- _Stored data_
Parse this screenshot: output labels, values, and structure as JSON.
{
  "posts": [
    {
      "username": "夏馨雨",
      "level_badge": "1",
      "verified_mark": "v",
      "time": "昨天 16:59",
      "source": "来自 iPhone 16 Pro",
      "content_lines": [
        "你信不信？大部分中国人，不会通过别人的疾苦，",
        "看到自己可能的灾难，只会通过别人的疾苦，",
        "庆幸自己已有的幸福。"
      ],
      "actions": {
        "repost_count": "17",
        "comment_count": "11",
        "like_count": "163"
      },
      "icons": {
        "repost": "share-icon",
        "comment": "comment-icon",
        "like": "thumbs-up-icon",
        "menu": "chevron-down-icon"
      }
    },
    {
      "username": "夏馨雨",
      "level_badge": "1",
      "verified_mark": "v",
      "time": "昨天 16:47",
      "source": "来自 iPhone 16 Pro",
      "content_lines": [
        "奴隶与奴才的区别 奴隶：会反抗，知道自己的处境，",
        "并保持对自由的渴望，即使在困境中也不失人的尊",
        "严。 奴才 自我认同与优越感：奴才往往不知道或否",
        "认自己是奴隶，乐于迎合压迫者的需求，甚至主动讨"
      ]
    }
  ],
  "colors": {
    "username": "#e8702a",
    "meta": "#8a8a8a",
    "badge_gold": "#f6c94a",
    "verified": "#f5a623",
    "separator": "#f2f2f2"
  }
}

- _TASK DETAILS_
Retype all of the material above with every character intact.

- _ANSWER TO THIS EXERCISE_
Parse this screenshot: output labels, values, and structure as JSON.
{
  "posts": [
    {
      "username": "夏馨雨",
      "level_badge": "1",
      "verified_mark": "v",
      "time": "昨天 16:59",
      "source": "来自 iPhone 16 Pro",
      "content_lines": [
        "你信不信？大部分中国人，不会通过别人的疾苦，",
        "看到自己可能的灾难，只会通过别人的疾苦，",
        "庆幸自己已有的幸福。"
      ],
      "actions": {
        "repost_count": "17",
        "comment_count": "11",
        "like_count": "163"
      },
      "icons": {
        "repost": "share-icon",
        "comment": "comment-icon",
        "like": "thumbs-up-icon",
        "menu": "chevron-down-icon"
      }
    },
    {
      "username": "夏馨雨",
      "level_badge": "1",
      "verified_mark": "v",
      "time": "昨天 16:47",
      "source": "来自 iPhone 16 Pro",
      "content_lines": [
        "奴隶与奴才的区别 奴隶：会反抗，知道自己的处境，",
        "并保持对自由的渴望，即使在困境中也不失人的尊",
        "严。 奴才 自我认同与优越感：奴才往往不知道或否",
        "认自己是奴隶，乐于迎合压迫者的需求，甚至主动讨"
      ]
    }
  ],
  "colors": {
    "username": "#e8702a",
    "meta": "#8a8a8a",
    "badge_gold": "#f6c94a",
    "verified": "#f5a623",
    "separator": "#f2f2f2"
  }
}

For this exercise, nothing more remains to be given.